- [Aim of the task]:
For each line in the data below that holds "Read", return a copy.

### Listed entries

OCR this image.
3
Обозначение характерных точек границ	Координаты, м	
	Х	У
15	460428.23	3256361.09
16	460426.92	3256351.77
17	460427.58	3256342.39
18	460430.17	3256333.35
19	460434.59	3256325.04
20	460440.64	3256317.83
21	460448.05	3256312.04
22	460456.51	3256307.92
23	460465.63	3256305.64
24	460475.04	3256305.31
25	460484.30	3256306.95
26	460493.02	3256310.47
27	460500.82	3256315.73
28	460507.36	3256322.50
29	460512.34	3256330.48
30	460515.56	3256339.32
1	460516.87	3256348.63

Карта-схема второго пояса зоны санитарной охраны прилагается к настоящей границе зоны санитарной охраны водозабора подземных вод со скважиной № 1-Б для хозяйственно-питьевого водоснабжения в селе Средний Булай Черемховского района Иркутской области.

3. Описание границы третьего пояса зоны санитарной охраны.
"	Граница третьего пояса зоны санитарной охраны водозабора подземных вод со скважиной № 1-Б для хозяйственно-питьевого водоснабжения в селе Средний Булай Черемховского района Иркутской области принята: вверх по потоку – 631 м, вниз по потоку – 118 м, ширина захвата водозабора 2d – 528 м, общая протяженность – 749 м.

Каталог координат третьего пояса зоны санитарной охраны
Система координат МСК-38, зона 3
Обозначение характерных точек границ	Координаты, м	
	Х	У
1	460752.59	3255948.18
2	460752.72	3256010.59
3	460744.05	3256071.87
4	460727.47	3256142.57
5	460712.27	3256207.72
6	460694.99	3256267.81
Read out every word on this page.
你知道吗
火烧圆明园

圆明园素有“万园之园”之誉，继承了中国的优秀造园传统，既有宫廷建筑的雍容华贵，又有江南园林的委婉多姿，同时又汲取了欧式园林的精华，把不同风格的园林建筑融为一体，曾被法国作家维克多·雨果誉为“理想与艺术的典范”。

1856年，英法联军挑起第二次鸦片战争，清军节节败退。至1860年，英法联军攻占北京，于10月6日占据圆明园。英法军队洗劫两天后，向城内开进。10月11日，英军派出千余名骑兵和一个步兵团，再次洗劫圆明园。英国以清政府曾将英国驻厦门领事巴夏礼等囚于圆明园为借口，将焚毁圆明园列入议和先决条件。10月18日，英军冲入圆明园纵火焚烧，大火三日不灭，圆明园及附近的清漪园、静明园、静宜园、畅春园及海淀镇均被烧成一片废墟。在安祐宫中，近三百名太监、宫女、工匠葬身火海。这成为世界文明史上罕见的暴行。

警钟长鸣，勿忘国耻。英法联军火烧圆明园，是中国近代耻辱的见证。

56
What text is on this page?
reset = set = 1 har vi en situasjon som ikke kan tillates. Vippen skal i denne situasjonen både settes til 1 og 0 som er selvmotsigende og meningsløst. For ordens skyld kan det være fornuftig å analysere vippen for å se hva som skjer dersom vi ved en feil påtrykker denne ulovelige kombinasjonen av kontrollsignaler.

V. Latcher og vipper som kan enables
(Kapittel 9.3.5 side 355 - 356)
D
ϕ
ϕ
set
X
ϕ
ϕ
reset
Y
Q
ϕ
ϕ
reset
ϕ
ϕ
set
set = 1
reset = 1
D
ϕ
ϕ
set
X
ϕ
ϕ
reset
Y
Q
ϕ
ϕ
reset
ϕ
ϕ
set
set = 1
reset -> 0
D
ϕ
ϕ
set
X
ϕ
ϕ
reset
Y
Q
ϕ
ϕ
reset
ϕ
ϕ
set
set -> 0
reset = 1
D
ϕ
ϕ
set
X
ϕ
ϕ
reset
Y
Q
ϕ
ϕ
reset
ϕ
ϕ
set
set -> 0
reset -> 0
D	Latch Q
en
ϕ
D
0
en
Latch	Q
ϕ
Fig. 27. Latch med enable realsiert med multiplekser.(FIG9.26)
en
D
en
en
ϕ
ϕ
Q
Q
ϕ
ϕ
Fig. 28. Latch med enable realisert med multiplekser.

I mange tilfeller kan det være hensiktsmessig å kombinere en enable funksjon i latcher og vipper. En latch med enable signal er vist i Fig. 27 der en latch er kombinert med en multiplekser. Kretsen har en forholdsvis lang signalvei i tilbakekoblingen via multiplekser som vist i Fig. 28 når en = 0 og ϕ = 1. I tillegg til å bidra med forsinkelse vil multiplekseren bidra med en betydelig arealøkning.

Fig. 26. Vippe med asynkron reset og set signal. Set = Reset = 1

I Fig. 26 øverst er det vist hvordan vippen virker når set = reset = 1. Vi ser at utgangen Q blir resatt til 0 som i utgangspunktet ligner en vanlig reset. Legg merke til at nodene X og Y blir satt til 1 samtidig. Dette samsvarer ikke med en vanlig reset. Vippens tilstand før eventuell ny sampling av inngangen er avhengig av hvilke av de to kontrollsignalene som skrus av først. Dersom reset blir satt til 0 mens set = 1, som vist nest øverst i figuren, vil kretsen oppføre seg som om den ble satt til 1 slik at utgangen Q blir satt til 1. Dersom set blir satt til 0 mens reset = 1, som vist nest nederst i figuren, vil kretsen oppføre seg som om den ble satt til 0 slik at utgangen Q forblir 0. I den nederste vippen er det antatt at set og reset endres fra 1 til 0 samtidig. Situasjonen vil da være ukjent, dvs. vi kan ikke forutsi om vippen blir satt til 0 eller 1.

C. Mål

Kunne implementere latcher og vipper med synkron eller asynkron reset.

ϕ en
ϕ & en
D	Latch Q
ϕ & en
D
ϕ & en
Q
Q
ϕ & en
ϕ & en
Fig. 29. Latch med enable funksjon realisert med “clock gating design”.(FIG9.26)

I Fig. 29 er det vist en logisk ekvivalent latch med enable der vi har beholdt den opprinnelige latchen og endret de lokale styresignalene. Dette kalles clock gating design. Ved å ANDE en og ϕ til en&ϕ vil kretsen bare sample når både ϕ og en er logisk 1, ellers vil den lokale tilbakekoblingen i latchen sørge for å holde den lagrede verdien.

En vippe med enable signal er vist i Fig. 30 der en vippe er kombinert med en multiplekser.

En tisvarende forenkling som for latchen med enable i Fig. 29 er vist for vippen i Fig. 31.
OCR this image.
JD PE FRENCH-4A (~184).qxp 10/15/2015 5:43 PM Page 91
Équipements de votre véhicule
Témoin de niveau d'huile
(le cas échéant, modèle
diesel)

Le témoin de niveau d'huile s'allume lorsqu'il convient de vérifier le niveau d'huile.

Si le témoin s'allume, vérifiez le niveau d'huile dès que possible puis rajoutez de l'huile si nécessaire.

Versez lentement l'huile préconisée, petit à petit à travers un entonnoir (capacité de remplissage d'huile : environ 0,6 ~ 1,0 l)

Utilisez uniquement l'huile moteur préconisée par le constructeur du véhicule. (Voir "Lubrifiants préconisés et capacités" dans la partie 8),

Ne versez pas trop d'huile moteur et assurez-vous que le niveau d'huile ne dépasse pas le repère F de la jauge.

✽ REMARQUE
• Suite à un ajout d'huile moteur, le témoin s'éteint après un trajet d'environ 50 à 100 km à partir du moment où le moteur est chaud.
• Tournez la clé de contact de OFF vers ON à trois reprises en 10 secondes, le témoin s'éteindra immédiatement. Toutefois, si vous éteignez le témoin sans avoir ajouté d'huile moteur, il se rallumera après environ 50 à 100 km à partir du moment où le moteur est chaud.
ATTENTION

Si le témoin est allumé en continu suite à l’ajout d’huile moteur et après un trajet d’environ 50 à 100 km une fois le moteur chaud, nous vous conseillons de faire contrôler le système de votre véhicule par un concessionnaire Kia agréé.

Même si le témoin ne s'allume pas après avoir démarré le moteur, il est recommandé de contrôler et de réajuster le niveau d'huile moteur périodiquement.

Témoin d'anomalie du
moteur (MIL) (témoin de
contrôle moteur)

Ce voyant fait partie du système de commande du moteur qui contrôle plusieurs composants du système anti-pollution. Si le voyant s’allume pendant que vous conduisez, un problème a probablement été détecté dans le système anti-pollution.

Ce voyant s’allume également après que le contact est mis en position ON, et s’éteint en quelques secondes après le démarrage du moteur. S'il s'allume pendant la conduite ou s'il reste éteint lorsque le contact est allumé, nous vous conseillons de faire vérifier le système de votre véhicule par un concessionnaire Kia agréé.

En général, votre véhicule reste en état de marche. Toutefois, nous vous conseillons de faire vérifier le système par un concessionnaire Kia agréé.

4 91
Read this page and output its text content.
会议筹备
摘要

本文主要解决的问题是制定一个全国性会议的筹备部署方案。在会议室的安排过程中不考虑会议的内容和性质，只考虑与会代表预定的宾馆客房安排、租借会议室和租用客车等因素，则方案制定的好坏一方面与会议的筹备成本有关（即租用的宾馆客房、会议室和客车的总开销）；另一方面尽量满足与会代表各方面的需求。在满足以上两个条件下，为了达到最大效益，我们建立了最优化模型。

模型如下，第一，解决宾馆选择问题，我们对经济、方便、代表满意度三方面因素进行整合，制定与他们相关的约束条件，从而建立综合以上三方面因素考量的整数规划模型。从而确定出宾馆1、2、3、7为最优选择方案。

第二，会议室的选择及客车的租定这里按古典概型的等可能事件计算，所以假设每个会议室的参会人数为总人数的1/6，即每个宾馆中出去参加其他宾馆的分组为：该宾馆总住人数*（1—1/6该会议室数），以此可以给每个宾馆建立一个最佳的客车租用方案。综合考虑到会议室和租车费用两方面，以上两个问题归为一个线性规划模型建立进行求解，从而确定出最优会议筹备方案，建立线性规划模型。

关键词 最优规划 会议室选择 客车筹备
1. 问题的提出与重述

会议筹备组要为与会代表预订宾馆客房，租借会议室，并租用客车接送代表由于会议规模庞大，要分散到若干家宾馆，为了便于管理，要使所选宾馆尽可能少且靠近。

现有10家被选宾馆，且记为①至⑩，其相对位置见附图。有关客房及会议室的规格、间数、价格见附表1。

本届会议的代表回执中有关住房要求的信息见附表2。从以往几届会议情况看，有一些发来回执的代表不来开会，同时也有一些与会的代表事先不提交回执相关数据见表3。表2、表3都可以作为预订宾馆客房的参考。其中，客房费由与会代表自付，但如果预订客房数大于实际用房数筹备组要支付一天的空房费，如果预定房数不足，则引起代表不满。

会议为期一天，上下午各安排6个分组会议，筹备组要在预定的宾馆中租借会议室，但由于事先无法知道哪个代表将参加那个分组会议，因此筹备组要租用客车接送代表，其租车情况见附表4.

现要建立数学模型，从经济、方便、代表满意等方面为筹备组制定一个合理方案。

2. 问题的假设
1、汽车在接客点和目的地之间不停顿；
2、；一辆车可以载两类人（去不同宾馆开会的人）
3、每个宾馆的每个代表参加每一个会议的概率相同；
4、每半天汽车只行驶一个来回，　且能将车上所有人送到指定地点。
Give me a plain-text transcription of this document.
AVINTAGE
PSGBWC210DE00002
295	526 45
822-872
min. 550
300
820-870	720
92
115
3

######

- [Reply]:
Read out every word on this page.
Read this page and output its text content.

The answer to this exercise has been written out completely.